- **TASK TO COMPLETE**
Your task is to transcribe all of the data below exactly, omitting the images.

- **MATERIAL FOR THIS TASK**
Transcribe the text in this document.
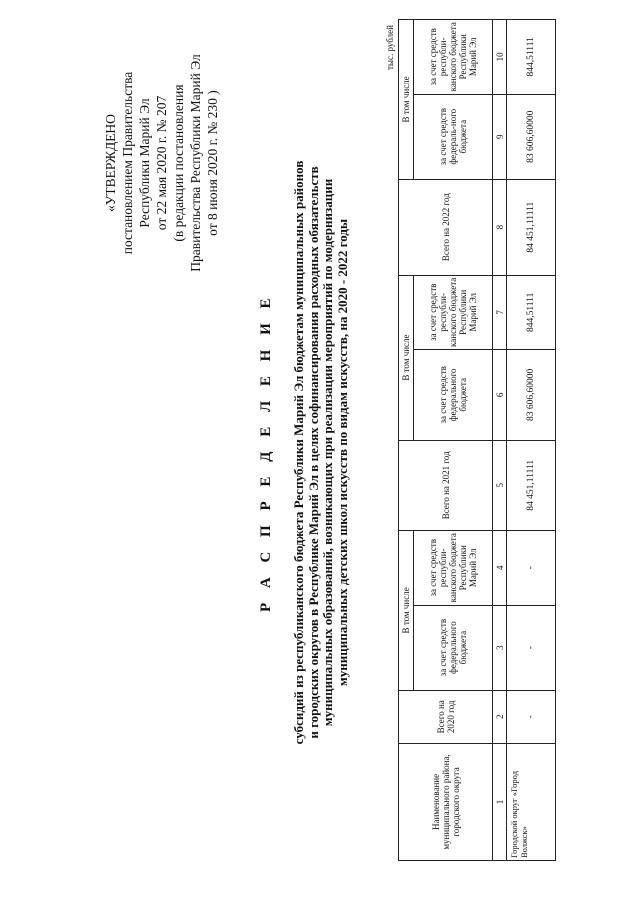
«УТВЕРЖДЕНО постановлением Правительства Республики Марий Эл от 22 мая 2020 г. № 207 (в редакции постановления Правительства Республики Марий Эл от 8 июня 2020 г. № 230 )
Р А С П Р Е Д Е Л Е Н И Е субсидий из республиканского бюджета Республики Марий Эл бюджетам муниципальных районов и городских округов в Республике Марий Эл в целях софинансирования расходных обязательств муниципальных образований, возникающих при реализации мероприятий по модернизации муниципальных детских школ искусств по видам искусств, на 2020 - 2022 годы
тыс. рублей
Наименование муниципального района, городского округа	Всего на 2020 год	В том числе		Всего на 2021 год	В том числе		Всего на 2022 год	В том числе	
		за счет средств федерального бюджета	за счет средств республи-канского бюджета Республики Марий Эл		за счет средств федерального бюджета	за счет средств республи-канского бюджета Республики Марий Эл		за счет средств федераль-ного бюджета	за счет средств республи-канского бюджета Республики Марий Эл
1	2	3	4	5	6	7	8	9	10
Городской округ «Город Волжск»	-	-	-	84 451,11111	83 606,60000	844,51111	84 451,11111	83 606,60000	844,51111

- **RESPONSE FOR THIS EXERCISE**
Transcribe the text in this document.
«УТВЕРЖДЕНО постановлением Правительства Республики Марий Эл от 22 мая 2020 г. № 207 (в редакции постановления Правительства Республики Марий Эл от 8 июня 2020 г. № 230 )
Р А С П Р Е Д Е Л Е Н И Е субсидий из республиканского бюджета Республики Марий Эл бюджетам муниципальных районов и городских округов в Республике Марий Эл в целях софинансирования расходных обязательств муниципальных образований, возникающих при реализации мероприятий по модернизации муниципальных детских школ искусств по видам искусств, на 2020 - 2022 годы
тыс. рублей
Наименование муниципального района, городского округа	Всего на 2020 год	В том числе		Всего на 2021 год	В том числе		Всего на 2022 год	В том числе	
		за счет средств федерального бюджета	за счет средств республи-канского бюджета Республики Марий Эл		за счет средств федерального бюджета	за счет средств республи-канского бюджета Республики Марий Эл		за счет средств федераль-ного бюджета	за счет средств республи-канского бюджета Республики Марий Эл
1	2	3	4	5	6	7	8	9	10
Городской округ «Город Волжск»	-	-	-	84 451,11111	83 606,60000	844,51111	84 451,11111	83 606,60000	844,51111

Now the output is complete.